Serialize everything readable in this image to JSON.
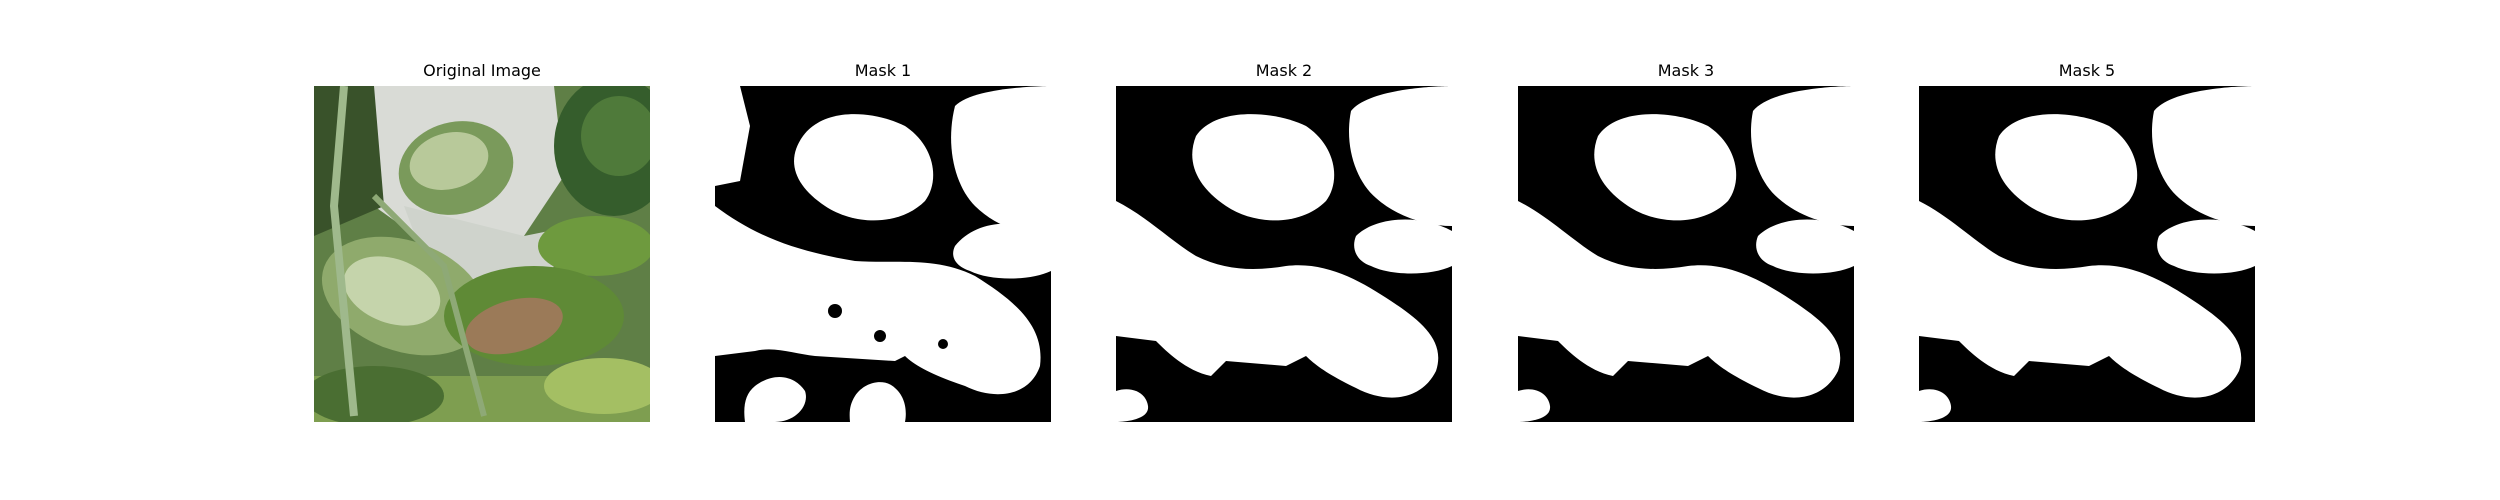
{
  "figure": {
    "panels": [
      {
        "title": "Original Image",
        "kind": "photo",
        "content": "leaf close-up"
      },
      {
        "title": "Mask 1",
        "kind": "binary-mask"
      },
      {
        "title": "Mask 2",
        "kind": "binary-mask"
      },
      {
        "title": "Mask 3",
        "kind": "binary-mask"
      },
      {
        "title": "Mask 5",
        "kind": "binary-mask"
      }
    ],
    "colors": {
      "background": "#ffffff",
      "mask_foreground": "#ffffff",
      "mask_background": "#000000",
      "leaf_dark": "#4f7a3a",
      "leaf_light": "#b8c99a",
      "sky_gray": "#d9dbd6",
      "brown_patch": "#9b7a58"
    }
  }
}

+ + + + +

Only the number is wanted: how many lines in the data include the word "title"?

5